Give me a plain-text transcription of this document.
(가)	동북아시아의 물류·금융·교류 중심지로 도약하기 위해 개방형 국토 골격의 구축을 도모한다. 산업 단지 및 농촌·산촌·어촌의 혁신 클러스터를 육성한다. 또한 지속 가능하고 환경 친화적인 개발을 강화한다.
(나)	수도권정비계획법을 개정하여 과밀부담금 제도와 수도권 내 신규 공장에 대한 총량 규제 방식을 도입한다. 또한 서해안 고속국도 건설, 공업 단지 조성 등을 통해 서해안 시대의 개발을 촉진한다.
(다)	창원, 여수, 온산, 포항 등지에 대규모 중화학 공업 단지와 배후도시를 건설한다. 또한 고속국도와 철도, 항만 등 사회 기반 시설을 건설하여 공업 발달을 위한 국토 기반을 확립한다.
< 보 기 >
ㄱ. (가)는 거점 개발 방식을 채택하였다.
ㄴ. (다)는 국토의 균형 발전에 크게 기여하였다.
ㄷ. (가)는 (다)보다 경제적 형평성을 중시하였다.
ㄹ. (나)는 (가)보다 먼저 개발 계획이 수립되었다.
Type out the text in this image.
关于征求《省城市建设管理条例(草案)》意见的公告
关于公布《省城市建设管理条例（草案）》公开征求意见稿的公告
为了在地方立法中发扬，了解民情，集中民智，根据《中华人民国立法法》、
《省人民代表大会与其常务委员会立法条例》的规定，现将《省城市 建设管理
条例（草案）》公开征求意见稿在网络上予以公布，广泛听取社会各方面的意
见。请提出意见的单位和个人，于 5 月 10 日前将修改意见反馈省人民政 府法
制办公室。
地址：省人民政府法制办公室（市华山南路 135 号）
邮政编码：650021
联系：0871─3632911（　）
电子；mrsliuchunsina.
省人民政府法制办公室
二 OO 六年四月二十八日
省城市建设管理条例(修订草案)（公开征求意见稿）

THE REQUEST: Give the number of lines in the material above that have the word "省城市建设管理条例" in them, and nothing more.

THE OUTPUT: 3